• **Task description**:
Below is the data. Give it again, complete and exact.
• • •
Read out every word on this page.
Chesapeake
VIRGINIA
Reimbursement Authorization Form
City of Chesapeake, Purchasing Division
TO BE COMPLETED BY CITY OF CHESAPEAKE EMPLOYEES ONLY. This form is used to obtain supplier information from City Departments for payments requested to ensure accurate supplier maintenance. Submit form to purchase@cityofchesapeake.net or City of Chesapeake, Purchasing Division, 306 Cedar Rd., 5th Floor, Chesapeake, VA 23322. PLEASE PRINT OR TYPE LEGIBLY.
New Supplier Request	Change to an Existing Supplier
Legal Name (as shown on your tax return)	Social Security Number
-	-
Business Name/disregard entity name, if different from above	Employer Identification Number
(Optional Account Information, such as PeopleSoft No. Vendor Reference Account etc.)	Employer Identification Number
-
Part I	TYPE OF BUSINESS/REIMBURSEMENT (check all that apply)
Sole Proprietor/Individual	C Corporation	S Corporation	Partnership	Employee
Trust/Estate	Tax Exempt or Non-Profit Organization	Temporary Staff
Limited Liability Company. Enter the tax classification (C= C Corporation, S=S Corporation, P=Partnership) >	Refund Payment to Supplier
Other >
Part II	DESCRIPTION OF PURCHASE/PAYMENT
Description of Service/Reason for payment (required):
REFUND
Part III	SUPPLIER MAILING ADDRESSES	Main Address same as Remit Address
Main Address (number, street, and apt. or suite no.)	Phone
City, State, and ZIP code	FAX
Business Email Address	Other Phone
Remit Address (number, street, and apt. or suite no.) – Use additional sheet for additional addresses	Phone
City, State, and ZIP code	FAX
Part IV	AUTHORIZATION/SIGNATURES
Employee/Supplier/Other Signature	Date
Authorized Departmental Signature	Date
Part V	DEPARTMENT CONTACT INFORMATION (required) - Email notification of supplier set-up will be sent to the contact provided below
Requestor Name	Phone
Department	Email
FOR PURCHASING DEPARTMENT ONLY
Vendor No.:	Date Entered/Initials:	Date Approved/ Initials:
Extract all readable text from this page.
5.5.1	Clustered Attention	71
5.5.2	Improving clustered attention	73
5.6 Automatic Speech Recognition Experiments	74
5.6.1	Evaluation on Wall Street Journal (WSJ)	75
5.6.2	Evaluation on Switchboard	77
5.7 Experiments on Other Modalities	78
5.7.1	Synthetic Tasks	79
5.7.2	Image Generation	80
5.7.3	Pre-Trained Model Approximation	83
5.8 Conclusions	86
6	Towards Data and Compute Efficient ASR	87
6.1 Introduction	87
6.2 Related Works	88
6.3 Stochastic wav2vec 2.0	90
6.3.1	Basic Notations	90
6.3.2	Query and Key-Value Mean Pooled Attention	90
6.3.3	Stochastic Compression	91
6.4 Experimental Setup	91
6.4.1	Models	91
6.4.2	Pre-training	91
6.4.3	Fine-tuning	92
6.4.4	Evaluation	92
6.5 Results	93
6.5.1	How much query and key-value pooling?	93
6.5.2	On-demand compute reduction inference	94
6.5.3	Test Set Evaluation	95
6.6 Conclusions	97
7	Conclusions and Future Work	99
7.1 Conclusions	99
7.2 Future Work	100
• • •
• **Answer to the task**:
Read out every word on this page.
Chesapeake
VIRGINIA
Reimbursement Authorization Form
City of Chesapeake, Purchasing Division
TO BE COMPLETED BY CITY OF CHESAPEAKE EMPLOYEES ONLY. This form is used to obtain supplier information from City Departments for payments requested to ensure accurate supplier maintenance. Submit form to purchase@cityofchesapeake.net or City of Chesapeake, Purchasing Division, 306 Cedar Rd., 5th Floor, Chesapeake, VA 23322. PLEASE PRINT OR TYPE LEGIBLY.
New Supplier Request	Change to an Existing Supplier
Legal Name (as shown on your tax return)	Social Security Number
-	-
Business Name/disregard entity name, if different from above	Employer Identification Number
(Optional Account Information, such as PeopleSoft No. Vendor Reference Account etc.)	Employer Identification Number
-
Part I	TYPE OF BUSINESS/REIMBURSEMENT (check all that apply)
Sole Proprietor/Individual	C Corporation	S Corporation	Partnership	Employee
Trust/Estate	Tax Exempt or Non-Profit Organization	Temporary Staff
Limited Liability Company. Enter the tax classification (C= C Corporation, S=S Corporation, P=Partnership) >	Refund Payment to Supplier
Other >
Part II	DESCRIPTION OF PURCHASE/PAYMENT
Description of Service/Reason for payment (required):
REFUND
Part III	SUPPLIER MAILING ADDRESSES	Main Address same as Remit Address
Main Address (number, street, and apt. or suite no.)	Phone
City, State, and ZIP code	FAX
Business Email Address	Other Phone
Remit Address (number, street, and apt. or suite no.) – Use additional sheet for additional addresses	Phone
City, State, and ZIP code	FAX
Part IV	AUTHORIZATION/SIGNATURES
Employee/Supplier/Other Signature	Date
Authorized Departmental Signature	Date
Part V	DEPARTMENT CONTACT INFORMATION (required) - Email notification of supplier set-up will be sent to the contact provided below
Requestor Name	Phone
Department	Email
FOR PURCHASING DEPARTMENT ONLY
Vendor No.:	Date Entered/Initials:	Date Approved/ Initials:
Extract all readable text from this page.
5.5.1	Clustered Attention	71
5.5.2	Improving clustered attention	73
5.6 Automatic Speech Recognition Experiments	74
5.6.1	Evaluation on Wall Street Journal (WSJ)	75
5.6.2	Evaluation on Switchboard	77
5.7 Experiments on Other Modalities	78
5.7.1	Synthetic Tasks	79
5.7.2	Image Generation	80
5.7.3	Pre-Trained Model Approximation	83
5.8 Conclusions	86
6	Towards Data and Compute Efficient ASR	87
6.1 Introduction	87
6.2 Related Works	88
6.3 Stochastic wav2vec 2.0	90
6.3.1	Basic Notations	90
6.3.2	Query and Key-Value Mean Pooled Attention	90
6.3.3	Stochastic Compression	91
6.4 Experimental Setup	91
6.4.1	Models	91
6.4.2	Pre-training	91
6.4.3	Fine-tuning	92
6.4.4	Evaluation	92
6.5 Results	93
6.5.1	How much query and key-value pooling?	93
6.5.2	On-demand compute reduction inference	94
6.5.3	Test Set Evaluation	95
6.6 Conclusions	97
7	Conclusions and Future Work	99
7.1 Conclusions	99
7.2 Future Work	100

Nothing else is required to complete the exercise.